Problems to solve
a: In the bike trip account, return the portion starting at "We started earlier" and ending at "instead of backtracking.".
b: Decide whether each statement agrees with the bike trip account, answering yes or no and quoting the words of the account that decide it: (i) The owner of the RV park was named Arthur. (ii) The fire after dinner was built in a fire pit outside by the tents. (iii) Blake's first flat of the trip happened about a half mile from the RV park.
c: Rewrite the paragraph of the bike trip account that begins "The heat of the second day" as a bulleted list that keeps its main facts.

Passage for review
-----
André had already researched the town and knew that there was an RV park where we might be able to pitch the tent and bivy. He called them up and the owner told us we could definitely set up camp there for a small fee. They even had a laundry room to dry out our wet clothes, a shower and even a pool! About a half mile from the RV park, Blake got the first flat of the trip. But with a place to rest in sight, he just walked the bike the rest of the way. The owner, Arthur, was one of the nicest guys and very accommodating. He showed us the area where we could camp, chatted about how he ended up owning the RV park, and told us if we needed anything to just come to the office and ask him. He also recommended places to get dinner—including a good Mexican restaurant and a bad Mexican restaurant. We changed into dry clothes, set up camp and André gave us a class on how to change and repair a bike tube (By the end of the trip, Blake was an expert at this!). Still, I was almost disappointed at how easy the day had been. Where was the Adventure?

After dinner at the good Mexican restaurant we went back to the RV park and started a fire in the fire pit in the rec room. Well, André would say I made a fire and he just helped. It was still hot outside, even at that time of day, but the opportunity to have the traditional fire at the end of a long day of adventuring was hard for me to pass up.

We started earlier the next morning to try to beat some of the heat, silently wishing for more rain which never came. Leaving the RV park, we headed straight for a country road that we thought would have less traffic than the highway. The country road eventually turned into a dirt and gravel road. We stopped and André asked us what we wanted to do: bike back to the last intersection and try to meet up with the highway, or walk the bikes for a somewhat uncertain distance on the dirt road. Blake and I said we’d be fine walking (a short break from biking and the opportunity to move our legs in other ways sounded good, actually). André later told us that that’s what he probably would have done if he’d been alone, too, just gone straight on instead of backtracking.

The heat of the second day got harder to deal with as the morning went on. I started lagging behind. Blake, on his new bike with the skinny, yet highly breakable tires, was taking the lead. We kept up a 9 to 10 mph pace, even in the heat and gratefully stopped at the very first food establishment when we reached Hebbronville. After burgers and being in the air conditioning long enough to feel cold, André whipped out his phone to research possible camping spots. He found a mobile home park and while it was less likely we’d be able to camp there, he called them anyway. The woman who answered the phone was not sure if we could tent camp there, though. One of the employees at the burger joint suggested a park in the middle of the city, sure that no one would care if we put our tent there.
-----
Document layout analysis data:
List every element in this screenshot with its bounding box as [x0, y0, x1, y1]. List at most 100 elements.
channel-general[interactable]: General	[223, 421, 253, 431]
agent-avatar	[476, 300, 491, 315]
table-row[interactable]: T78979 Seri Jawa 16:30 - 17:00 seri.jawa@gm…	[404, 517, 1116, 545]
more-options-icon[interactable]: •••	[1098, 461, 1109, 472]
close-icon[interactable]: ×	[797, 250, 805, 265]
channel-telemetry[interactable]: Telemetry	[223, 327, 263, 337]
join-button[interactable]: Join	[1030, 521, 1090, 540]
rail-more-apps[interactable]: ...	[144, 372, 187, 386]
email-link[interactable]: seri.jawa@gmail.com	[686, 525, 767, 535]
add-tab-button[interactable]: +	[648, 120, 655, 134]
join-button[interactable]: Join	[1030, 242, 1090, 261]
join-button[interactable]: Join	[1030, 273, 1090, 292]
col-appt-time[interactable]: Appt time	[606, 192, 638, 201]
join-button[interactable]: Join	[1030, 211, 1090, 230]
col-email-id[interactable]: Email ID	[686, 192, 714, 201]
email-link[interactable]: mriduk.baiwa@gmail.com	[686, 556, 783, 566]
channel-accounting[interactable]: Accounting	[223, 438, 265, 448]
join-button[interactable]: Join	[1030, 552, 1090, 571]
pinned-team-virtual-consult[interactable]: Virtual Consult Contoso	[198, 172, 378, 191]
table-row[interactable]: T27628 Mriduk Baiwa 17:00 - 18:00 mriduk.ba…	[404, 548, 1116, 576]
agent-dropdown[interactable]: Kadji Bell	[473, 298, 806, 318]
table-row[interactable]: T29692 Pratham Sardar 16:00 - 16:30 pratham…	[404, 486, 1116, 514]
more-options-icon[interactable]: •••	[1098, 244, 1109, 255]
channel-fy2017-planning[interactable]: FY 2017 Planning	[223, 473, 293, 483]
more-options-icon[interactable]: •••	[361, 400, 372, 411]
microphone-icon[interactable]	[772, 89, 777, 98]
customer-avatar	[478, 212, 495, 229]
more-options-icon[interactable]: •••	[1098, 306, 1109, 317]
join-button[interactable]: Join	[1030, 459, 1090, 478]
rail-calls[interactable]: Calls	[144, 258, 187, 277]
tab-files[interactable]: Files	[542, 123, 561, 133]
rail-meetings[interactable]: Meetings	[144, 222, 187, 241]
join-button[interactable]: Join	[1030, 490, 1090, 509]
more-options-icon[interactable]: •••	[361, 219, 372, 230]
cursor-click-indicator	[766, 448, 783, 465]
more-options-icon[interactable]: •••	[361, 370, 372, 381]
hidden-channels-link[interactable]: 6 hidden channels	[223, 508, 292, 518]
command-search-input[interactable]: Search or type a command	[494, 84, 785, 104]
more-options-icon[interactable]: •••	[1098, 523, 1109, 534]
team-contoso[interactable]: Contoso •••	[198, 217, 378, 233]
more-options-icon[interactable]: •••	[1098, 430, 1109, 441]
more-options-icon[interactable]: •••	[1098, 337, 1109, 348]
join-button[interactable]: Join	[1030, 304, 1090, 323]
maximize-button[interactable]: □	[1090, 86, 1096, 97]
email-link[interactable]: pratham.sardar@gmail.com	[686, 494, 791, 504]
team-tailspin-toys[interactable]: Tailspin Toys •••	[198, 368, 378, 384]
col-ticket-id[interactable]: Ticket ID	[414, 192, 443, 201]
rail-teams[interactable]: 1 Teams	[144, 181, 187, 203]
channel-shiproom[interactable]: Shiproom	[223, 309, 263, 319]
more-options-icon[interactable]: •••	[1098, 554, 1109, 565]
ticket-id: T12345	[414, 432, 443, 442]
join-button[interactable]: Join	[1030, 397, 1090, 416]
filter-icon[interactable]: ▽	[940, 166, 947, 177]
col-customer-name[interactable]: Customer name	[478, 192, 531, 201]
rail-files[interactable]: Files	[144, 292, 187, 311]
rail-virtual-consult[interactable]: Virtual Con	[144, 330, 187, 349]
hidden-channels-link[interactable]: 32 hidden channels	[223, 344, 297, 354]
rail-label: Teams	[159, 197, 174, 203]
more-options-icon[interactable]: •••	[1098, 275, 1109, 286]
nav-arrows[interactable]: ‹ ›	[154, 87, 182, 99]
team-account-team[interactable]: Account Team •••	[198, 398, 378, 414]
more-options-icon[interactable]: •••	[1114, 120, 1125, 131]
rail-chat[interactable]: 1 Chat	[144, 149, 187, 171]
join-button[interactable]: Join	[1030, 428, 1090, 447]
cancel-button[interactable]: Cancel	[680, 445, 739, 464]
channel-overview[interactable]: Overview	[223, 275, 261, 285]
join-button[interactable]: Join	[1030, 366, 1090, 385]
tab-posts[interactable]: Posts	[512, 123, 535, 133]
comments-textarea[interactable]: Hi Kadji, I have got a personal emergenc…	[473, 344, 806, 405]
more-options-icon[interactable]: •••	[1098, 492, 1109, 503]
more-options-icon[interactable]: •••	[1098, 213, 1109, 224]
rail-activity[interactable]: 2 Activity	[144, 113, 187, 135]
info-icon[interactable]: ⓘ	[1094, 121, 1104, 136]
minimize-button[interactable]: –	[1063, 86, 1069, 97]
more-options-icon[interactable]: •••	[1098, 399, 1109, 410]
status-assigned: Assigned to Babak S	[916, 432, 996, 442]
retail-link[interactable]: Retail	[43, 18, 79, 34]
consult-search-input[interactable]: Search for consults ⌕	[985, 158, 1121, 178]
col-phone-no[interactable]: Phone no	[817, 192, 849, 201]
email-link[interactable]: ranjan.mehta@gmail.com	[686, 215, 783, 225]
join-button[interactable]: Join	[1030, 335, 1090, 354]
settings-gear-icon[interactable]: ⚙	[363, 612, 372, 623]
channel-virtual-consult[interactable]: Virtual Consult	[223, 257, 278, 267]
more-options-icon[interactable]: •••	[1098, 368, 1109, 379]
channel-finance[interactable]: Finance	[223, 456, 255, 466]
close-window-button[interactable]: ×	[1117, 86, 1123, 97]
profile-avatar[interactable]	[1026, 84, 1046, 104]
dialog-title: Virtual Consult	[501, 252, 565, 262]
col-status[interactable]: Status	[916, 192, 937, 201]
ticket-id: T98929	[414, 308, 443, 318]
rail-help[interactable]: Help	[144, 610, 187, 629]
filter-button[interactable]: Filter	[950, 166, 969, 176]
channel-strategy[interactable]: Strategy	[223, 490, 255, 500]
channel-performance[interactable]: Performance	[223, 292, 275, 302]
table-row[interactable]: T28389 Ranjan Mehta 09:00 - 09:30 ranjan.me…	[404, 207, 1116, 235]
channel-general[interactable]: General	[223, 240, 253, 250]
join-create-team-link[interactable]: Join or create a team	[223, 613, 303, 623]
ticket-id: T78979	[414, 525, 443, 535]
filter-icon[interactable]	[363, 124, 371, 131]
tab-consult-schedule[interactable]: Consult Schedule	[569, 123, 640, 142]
-----
Expected results
a:
We started earlier the next morning to try to beat some of the heat, silently wishing for more rain which never came. Leaving the RV park, we headed straight for a country road that we thought would have less traffic than the highway. The country road eventually turned into a dirt and gravel road. We stopped and André asked us what we wanted to do: bike back to the last intersection and try to meet up with the highway, or walk the bikes for a somewhat uncertain distance on the dirt road. Blake and I said we’d be fine walking (a short break from biking and the opportunity to move our legs in other ways sounded good, actually). André later told us that that’s what he probably would have done if he’d been alone, too, just gone straight on instead of backtracking.

b:
(i) Yes: "The owner, Arthur, was one of the nicest guys and very accommodating."
(ii) No: "started a fire in the fire pit in the rec room."
(iii) Yes: "About a half mile from the RV park, Blake got the first flat of the trip."

c:
- The heat of the second day grew harder to handle as the morning went on.
- The narrator fell behind, and Blake took the lead on his new bike with skinny, breakable tires.
- The group kept a 9 to 10 mph pace despite the heat.
- In Hebbronville they stopped at the first food establishment, ate burgers and cooled off in the air conditioning.
- André searched his phone for camping spots and called a mobile home park, but the woman who answered was not sure tent camping was allowed.
- An employee at the burger place suggested a park in the middle of the city, sure no one would mind a tent there.